▶ What is expected: Repeat the whole listing below, word for word.

(Stored data)
◆ ◆ ◆ ◆ ◆

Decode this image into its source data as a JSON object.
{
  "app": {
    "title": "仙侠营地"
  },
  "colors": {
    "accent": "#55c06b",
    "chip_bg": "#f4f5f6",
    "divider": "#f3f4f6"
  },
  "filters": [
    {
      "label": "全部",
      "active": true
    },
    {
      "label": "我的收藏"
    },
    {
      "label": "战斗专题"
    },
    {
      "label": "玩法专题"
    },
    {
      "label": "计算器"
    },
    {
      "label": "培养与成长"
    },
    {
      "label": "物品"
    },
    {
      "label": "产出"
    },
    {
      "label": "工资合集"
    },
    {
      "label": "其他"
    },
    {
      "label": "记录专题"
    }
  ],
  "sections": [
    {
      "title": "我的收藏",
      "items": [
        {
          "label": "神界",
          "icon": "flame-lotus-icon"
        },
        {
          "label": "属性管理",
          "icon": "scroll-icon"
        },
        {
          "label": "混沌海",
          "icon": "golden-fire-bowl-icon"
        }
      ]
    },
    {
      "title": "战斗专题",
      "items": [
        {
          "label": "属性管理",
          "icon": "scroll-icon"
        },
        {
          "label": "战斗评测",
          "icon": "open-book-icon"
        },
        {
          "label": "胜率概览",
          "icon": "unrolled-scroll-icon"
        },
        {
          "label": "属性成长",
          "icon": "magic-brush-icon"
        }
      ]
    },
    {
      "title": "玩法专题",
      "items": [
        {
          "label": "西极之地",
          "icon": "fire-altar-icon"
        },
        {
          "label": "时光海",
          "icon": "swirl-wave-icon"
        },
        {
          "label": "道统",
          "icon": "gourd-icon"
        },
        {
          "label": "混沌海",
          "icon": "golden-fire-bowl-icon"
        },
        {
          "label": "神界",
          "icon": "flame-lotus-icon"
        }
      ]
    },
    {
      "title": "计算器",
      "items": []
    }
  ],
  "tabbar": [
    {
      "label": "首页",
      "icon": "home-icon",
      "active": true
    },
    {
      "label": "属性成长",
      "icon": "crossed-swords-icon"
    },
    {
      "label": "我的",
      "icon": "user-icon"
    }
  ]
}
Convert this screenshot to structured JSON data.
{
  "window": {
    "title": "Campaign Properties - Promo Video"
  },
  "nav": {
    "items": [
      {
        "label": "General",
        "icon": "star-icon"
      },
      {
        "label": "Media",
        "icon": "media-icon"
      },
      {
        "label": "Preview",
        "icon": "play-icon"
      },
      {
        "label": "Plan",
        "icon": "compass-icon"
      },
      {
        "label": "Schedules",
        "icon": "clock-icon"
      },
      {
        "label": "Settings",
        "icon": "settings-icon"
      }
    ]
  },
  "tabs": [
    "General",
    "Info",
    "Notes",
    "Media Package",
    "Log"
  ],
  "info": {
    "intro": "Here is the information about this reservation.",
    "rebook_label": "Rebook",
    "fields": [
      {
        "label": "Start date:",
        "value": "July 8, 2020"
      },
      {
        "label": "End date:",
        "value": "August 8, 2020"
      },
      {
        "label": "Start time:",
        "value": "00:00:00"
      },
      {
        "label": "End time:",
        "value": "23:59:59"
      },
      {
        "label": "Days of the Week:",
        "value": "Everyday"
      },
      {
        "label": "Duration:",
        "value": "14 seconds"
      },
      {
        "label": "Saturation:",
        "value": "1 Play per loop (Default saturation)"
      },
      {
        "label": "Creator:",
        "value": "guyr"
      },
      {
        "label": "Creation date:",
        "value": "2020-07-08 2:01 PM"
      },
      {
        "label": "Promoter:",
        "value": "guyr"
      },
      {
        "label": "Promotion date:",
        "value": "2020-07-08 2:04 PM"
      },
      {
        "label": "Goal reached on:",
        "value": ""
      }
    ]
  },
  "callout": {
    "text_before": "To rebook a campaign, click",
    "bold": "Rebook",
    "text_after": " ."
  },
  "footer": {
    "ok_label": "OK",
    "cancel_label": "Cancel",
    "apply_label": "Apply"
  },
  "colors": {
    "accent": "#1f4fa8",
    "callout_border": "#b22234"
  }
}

◆ ◆ ◆ ◆ ◆

▶ Response to this task:
Decode this image into its source data as a JSON object.
{
  "app": {
    "title": "仙侠营地"
  },
  "colors": {
    "accent": "#55c06b",
    "chip_bg": "#f4f5f6",
    "divider": "#f3f4f6"
  },
  "filters": [
    {
      "label": "全部",
      "active": true
    },
    {
      "label": "我的收藏"
    },
    {
      "label": "战斗专题"
    },
    {
      "label": "玩法专题"
    },
    {
      "label": "计算器"
    },
    {
      "label": "培养与成长"
    },
    {
      "label": "物品"
    },
    {
      "label": "产出"
    },
    {
      "label": "工资合集"
    },
    {
      "label": "其他"
    },
    {
      "label": "记录专题"
    }
  ],
  "sections": [
    {
      "title": "我的收藏",
      "items": [
        {
          "label": "神界",
          "icon": "flame-lotus-icon"
        },
        {
          "label": "属性管理",
          "icon": "scroll-icon"
        },
        {
          "label": "混沌海",
          "icon": "golden-fire-bowl-icon"
        }
      ]
    },
    {
      "title": "战斗专题",
      "items": [
        {
          "label": "属性管理",
          "icon": "scroll-icon"
        },
        {
          "label": "战斗评测",
          "icon": "open-book-icon"
        },
        {
          "label": "胜率概览",
          "icon": "unrolled-scroll-icon"
        },
        {
          "label": "属性成长",
          "icon": "magic-brush-icon"
        }
      ]
    },
    {
      "title": "玩法专题",
      "items": [
        {
          "label": "西极之地",
          "icon": "fire-altar-icon"
        },
        {
          "label": "时光海",
          "icon": "swirl-wave-icon"
        },
        {
          "label": "道统",
          "icon": "gourd-icon"
        },
        {
          "label": "混沌海",
          "icon": "golden-fire-bowl-icon"
        },
        {
          "label": "神界",
          "icon": "flame-lotus-icon"
        }
      ]
    },
    {
      "title": "计算器",
      "items": []
    }
  ],
  "tabbar": [
    {
      "label": "首页",
      "icon": "home-icon",
      "active": true
    },
    {
      "label": "属性成长",
      "icon": "crossed-swords-icon"
    },
    {
      "label": "我的",
      "icon": "user-icon"
    }
  ]
}
Convert this screenshot to structured JSON data.
{
  "window": {
    "title": "Campaign Properties - Promo Video"
  },
  "nav": {
    "items": [
      {
        "label": "General",
        "icon": "star-icon"
      },
      {
        "label": "Media",
        "icon": "media-icon"
      },
      {
        "label": "Preview",
        "icon": "play-icon"
      },
      {
        "label": "Plan",
        "icon": "compass-icon"
      },
      {
        "label": "Schedules",
        "icon": "clock-icon"
      },
      {
        "label": "Settings",
        "icon": "settings-icon"
      }
    ]
  },
  "tabs": [
    "General",
    "Info",
    "Notes",
    "Media Package",
    "Log"
  ],
  "info": {
    "intro": "Here is the information about this reservation.",
    "rebook_label": "Rebook",
    "fields": [
      {
        "label": "Start date:",
        "value": "July 8, 2020"
      },
      {
        "label": "End date:",
        "value": "August 8, 2020"
      },
      {
        "label": "Start time:",
        "value": "00:00:00"
      },
      {
        "label": "End time:",
        "value": "23:59:59"
      },
      {
        "label": "Days of the Week:",
        "value": "Everyday"
      },
      {
        "label": "Duration:",
        "value": "14 seconds"
      },
      {
        "label": "Saturation:",
        "value": "1 Play per loop (Default saturation)"
      },
      {
        "label": "Creator:",
        "value": "guyr"
      },
      {
        "label": "Creation date:",
        "value": "2020-07-08 2:01 PM"
      },
      {
        "label": "Promoter:",
        "value": "guyr"
      },
      {
        "label": "Promotion date:",
        "value": "2020-07-08 2:04 PM"
      },
      {
        "label": "Goal reached on:",
        "value": ""
      }
    ]
  },
  "callout": {
    "text_before": "To rebook a campaign, click",
    "bold": "Rebook",
    "text_after": " ."
  },
  "footer": {
    "ok_label": "OK",
    "cancel_label": "Cancel",
    "apply_label": "Apply"
  },
  "colors": {
    "accent": "#1f4fa8",
    "callout_border": "#b22234"
  }
}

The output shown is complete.